[Spatial layout entries]
☆ ☆ ☆ ☆

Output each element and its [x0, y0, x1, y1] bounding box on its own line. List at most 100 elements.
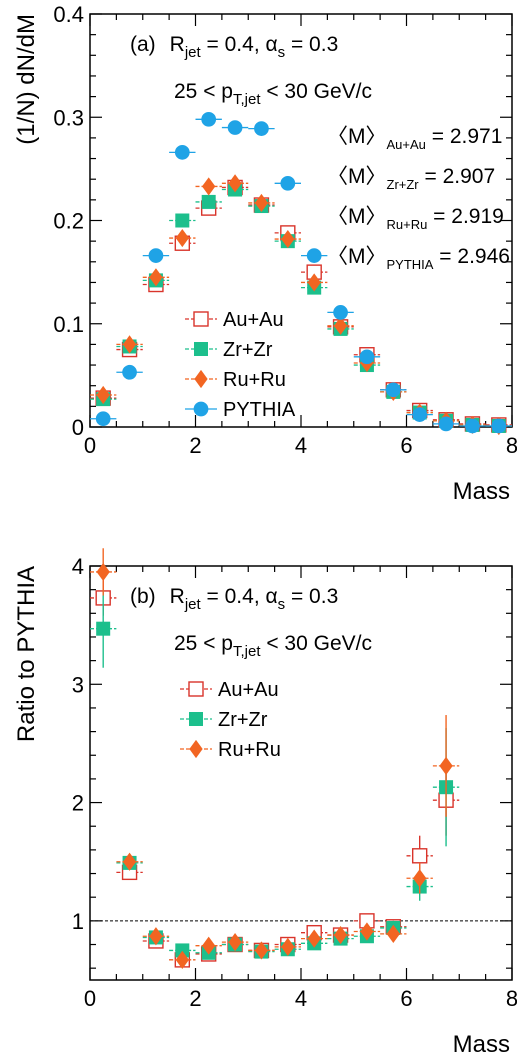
data-point — [175, 950, 189, 969]
y-tick-label: 0.1 — [53, 312, 84, 337]
x-tick-label: 8 — [506, 986, 517, 1011]
annotation-sub: jet — [184, 44, 202, 61]
data-point — [439, 756, 453, 776]
x-tick-label: 4 — [295, 433, 307, 458]
panel-b-ratio-to-pythia: 0 2 4 6 8 1 2 3 4 Mass Ratio to PYTHIA (b) Rjet = 0.… — [13, 548, 517, 1058]
data-point — [411, 848, 428, 864]
y-tick-label: 4 — [72, 554, 84, 579]
mean-mass-label: 〈M〉 — [327, 165, 387, 188]
data-point — [95, 411, 111, 427]
pt-post: < 30 GeV/c — [261, 80, 372, 103]
legend-marker — [193, 401, 209, 417]
data-point — [413, 869, 427, 888]
legend-marker — [194, 342, 208, 356]
pt-pre: 25 < p — [174, 80, 233, 103]
data-point — [307, 273, 321, 292]
annotation-rest2: = 0.3 — [285, 33, 338, 56]
data-point — [254, 941, 269, 960]
mean-mass-sub: Zr+Zr — [387, 177, 420, 192]
pt-annotation: 25 < pT,jet < 30 GeV/c — [174, 80, 372, 108]
data-point — [202, 177, 216, 196]
x-tick-label: 4 — [295, 986, 307, 1011]
y-tick-label: 1 — [72, 909, 84, 934]
data-point — [281, 937, 295, 956]
x-tick-label: 6 — [400, 433, 412, 458]
data-point — [438, 416, 454, 432]
data-point — [174, 145, 190, 160]
y-tick-label: 2 — [72, 791, 84, 816]
annotation-sub2: s — [278, 44, 286, 61]
mean-mass-annotation: 〈M〉Ru+Ru = 2.919 — [327, 205, 504, 232]
data-point — [149, 927, 163, 946]
data-point — [254, 193, 269, 213]
data-point — [201, 194, 216, 209]
data-point — [333, 925, 348, 945]
x-tick-label: 0 — [84, 986, 96, 1011]
data-point — [412, 407, 428, 422]
x-tick-label: 2 — [189, 986, 201, 1011]
y-axis-label: Ratio to PYTHIA — [13, 566, 40, 742]
data-point — [175, 213, 190, 228]
mean-mass-value: = 2.919 — [427, 205, 503, 228]
mean-mass-sub: Au+Au — [387, 137, 426, 152]
data-point — [360, 922, 374, 941]
data-point — [465, 418, 480, 434]
mean-mass-label: 〈M〉 — [327, 205, 387, 228]
annotation-rest: = 0.4, α — [201, 33, 278, 56]
legend-item: PYTHIA — [185, 399, 296, 421]
mean-mass-annotation: 〈M〉Zr+Zr = 2.907 — [327, 165, 495, 192]
data-point — [333, 305, 348, 320]
pt-sub: T,jet — [233, 643, 261, 660]
panel-annotation: (b) Rjet = 0.4, αs = 0.3 — [130, 585, 338, 613]
data-point — [491, 418, 507, 434]
legend-label: Au+Au — [218, 679, 279, 701]
annotation-r: R — [170, 585, 185, 608]
panel-a-mass-distribution: 0 2 4 6 8 0 0.1 0.2 0.3 0.4 Mass (1/N) dN/dM (a) Rjet… — [13, 2, 517, 505]
legend-label: Zr+Zr — [223, 339, 273, 361]
annotation-sub: jet — [184, 596, 202, 613]
pt-sub: T,jet — [233, 91, 261, 108]
data-point — [385, 382, 401, 398]
mean-mass-value: = 2.971 — [426, 125, 502, 148]
x-tick-label: 2 — [189, 433, 201, 458]
data-point — [306, 248, 322, 263]
mean-mass-sub: Ru+Ru — [387, 217, 428, 232]
y-tick-label: 0.4 — [53, 2, 84, 27]
y-axis-label: (1/N) dN/dM — [13, 14, 40, 145]
legend-label: Ru+Ru — [218, 739, 281, 761]
data-point — [175, 943, 190, 958]
data-point — [281, 229, 295, 249]
data-point — [122, 335, 137, 354]
legend-label: PYTHIA — [223, 399, 296, 421]
legend-item: Au+Au — [185, 309, 284, 331]
mean-mass-label: 〈M〉 — [327, 125, 387, 148]
x-axis-label: Mass — [453, 478, 510, 505]
pt-annotation: 25 < pT,jet < 30 GeV/c — [174, 632, 372, 660]
legend-marker — [188, 681, 204, 697]
data-point — [228, 933, 242, 952]
panel-annotation: (a) Rjet = 0.4, αs = 0.3 — [130, 33, 338, 61]
data-point — [254, 121, 269, 136]
data-point — [386, 924, 400, 943]
legend: Au+Au Zr+Zr Ru+Ru — [180, 679, 281, 761]
legend-item: Ru+Ru — [180, 739, 281, 761]
pt-pre: 25 < p — [174, 632, 233, 655]
plot-frame — [89, 565, 513, 981]
legend-marker — [189, 739, 203, 759]
panel-label: (b) — [130, 585, 156, 608]
mean-mass-sub: PYTHIA — [387, 257, 434, 272]
y-tick-label: 3 — [72, 672, 84, 697]
data-point — [307, 929, 321, 948]
annotation-rest2: = 0.3 — [285, 585, 338, 608]
data-point — [96, 562, 110, 582]
y-tick-label: 0.2 — [53, 209, 84, 234]
legend-marker — [189, 712, 203, 726]
x-tick-label: 6 — [400, 986, 412, 1011]
data-point — [96, 385, 110, 405]
mean-mass-value: = 2.946 — [433, 245, 509, 268]
mean-mass-annotation: 〈M〉Au+Au = 2.971 — [327, 125, 502, 152]
legend-item: Zr+Zr — [185, 339, 273, 361]
panel-label: (a) — [130, 33, 156, 56]
data-point — [228, 174, 242, 193]
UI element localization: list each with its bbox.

☆ ☆ ☆ ☆

What needs to be done: Please repeat the lines above word for word, leaving out the picture.

Response to the exercise:
Output each element and its [x0, y0, x1, y1] bounding box on its own line. List at most 100 elements.
data-point — [175, 950, 189, 969]
y-tick-label: 0.1 — [53, 312, 84, 337]
x-tick-label: 8 — [506, 986, 517, 1011]
annotation-sub: jet — [184, 44, 202, 61]
data-point — [439, 756, 453, 776]
x-tick-label: 4 — [295, 433, 307, 458]
panel-b-ratio-to-pythia: 0 2 4 6 8 1 2 3 4 Mass Ratio to PYTHIA (b) Rjet = 0.… — [13, 548, 517, 1058]
data-point — [411, 848, 428, 864]
y-tick-label: 4 — [72, 554, 84, 579]
mean-mass-label: 〈M〉 — [327, 165, 387, 188]
data-point — [95, 411, 111, 427]
pt-post: < 30 GeV/c — [261, 80, 372, 103]
legend-marker — [193, 401, 209, 417]
data-point — [413, 869, 427, 888]
legend-marker — [194, 342, 208, 356]
pt-pre: 25 < p — [174, 80, 233, 103]
data-point — [307, 273, 321, 292]
annotation-rest2: = 0.3 — [285, 33, 338, 56]
data-point — [254, 941, 269, 960]
mean-mass-sub: Zr+Zr — [387, 177, 420, 192]
pt-annotation: 25 < pT,jet < 30 GeV/c — [174, 80, 372, 108]
data-point — [202, 177, 216, 196]
x-tick-label: 4 — [295, 986, 307, 1011]
y-tick-label: 1 — [72, 909, 84, 934]
data-point — [281, 937, 295, 956]
x-tick-label: 6 — [400, 433, 412, 458]
data-point — [438, 416, 454, 432]
data-point — [174, 145, 190, 160]
y-tick-label: 2 — [72, 791, 84, 816]
annotation-sub2: s — [278, 44, 286, 61]
mean-mass-annotation: 〈M〉Ru+Ru = 2.919 — [327, 205, 504, 232]
data-point — [149, 927, 163, 946]
data-point — [254, 193, 269, 213]
data-point — [201, 194, 216, 209]
data-point — [333, 925, 348, 945]
x-tick-label: 0 — [84, 986, 96, 1011]
data-point — [412, 407, 428, 422]
x-tick-label: 2 — [189, 986, 201, 1011]
y-axis-label: Ratio to PYTHIA — [13, 566, 40, 742]
data-point — [175, 213, 190, 228]
mean-mass-value: = 2.919 — [427, 205, 503, 228]
mean-mass-sub: Au+Au — [387, 137, 426, 152]
data-point — [360, 922, 374, 941]
data-point — [465, 418, 480, 434]
mean-mass-label: 〈M〉 — [327, 205, 387, 228]
annotation-rest: = 0.4, α — [201, 33, 278, 56]
legend-item: PYTHIA — [185, 399, 296, 421]
mean-mass-annotation: 〈M〉Zr+Zr = 2.907 — [327, 165, 495, 192]
data-point — [333, 305, 348, 320]
pt-sub: T,jet — [233, 643, 261, 660]
panel-annotation: (b) Rjet = 0.4, αs = 0.3 — [130, 585, 338, 613]
data-point — [491, 418, 507, 434]
legend-label: Au+Au — [218, 679, 279, 701]
annotation-r: R — [170, 585, 185, 608]
panel-a-mass-distribution: 0 2 4 6 8 0 0.1 0.2 0.3 0.4 Mass (1/N) dN/dM (a) Rjet… — [13, 2, 517, 505]
legend-label: Zr+Zr — [223, 339, 273, 361]
annotation-sub: jet — [184, 596, 202, 613]
pt-sub: T,jet — [233, 91, 261, 108]
data-point — [385, 382, 401, 398]
mean-mass-value: = 2.971 — [426, 125, 502, 148]
x-tick-label: 2 — [189, 433, 201, 458]
data-point — [306, 248, 322, 263]
mean-mass-sub: Ru+Ru — [387, 217, 428, 232]
y-tick-label: 0.4 — [53, 2, 84, 27]
y-axis-label: (1/N) dN/dM — [13, 14, 40, 145]
legend-label: Ru+Ru — [218, 739, 281, 761]
data-point — [175, 943, 190, 958]
data-point — [281, 229, 295, 249]
data-point — [122, 335, 137, 354]
legend-label: PYTHIA — [223, 399, 296, 421]
legend-item: Au+Au — [185, 309, 284, 331]
mean-mass-label: 〈M〉 — [327, 125, 387, 148]
x-axis-label: Mass — [453, 478, 510, 505]
pt-annotation: 25 < pT,jet < 30 GeV/c — [174, 632, 372, 660]
legend-marker — [188, 681, 204, 697]
data-point — [228, 933, 242, 952]
panel-annotation: (a) Rjet = 0.4, αs = 0.3 — [130, 33, 338, 61]
data-point — [254, 121, 269, 136]
data-point — [386, 924, 400, 943]
legend: Au+Au Zr+Zr Ru+Ru — [180, 679, 281, 761]
legend-item: Ru+Ru — [180, 739, 281, 761]
pt-pre: 25 < p — [174, 632, 233, 655]
plot-frame — [89, 565, 513, 981]
legend-marker — [189, 739, 203, 759]
panel-label: (b) — [130, 585, 156, 608]
mean-mass-sub: PYTHIA — [387, 257, 434, 272]
y-tick-label: 3 — [72, 672, 84, 697]
data-point — [307, 929, 321, 948]
annotation-rest2: = 0.3 — [285, 585, 338, 608]
data-point — [96, 562, 110, 582]
y-tick-label: 0.2 — [53, 209, 84, 234]
legend-marker — [189, 712, 203, 726]
x-tick-label: 6 — [400, 986, 412, 1011]
data-point — [96, 385, 110, 405]
mean-mass-value: = 2.946 — [433, 245, 509, 268]
mean-mass-annotation: 〈M〉Au+Au = 2.971 — [327, 125, 502, 152]
legend-item: Zr+Zr — [185, 339, 273, 361]
panel-label: (a) — [130, 33, 156, 56]
data-point — [228, 174, 242, 193]
UI element localization: list each with its bbox.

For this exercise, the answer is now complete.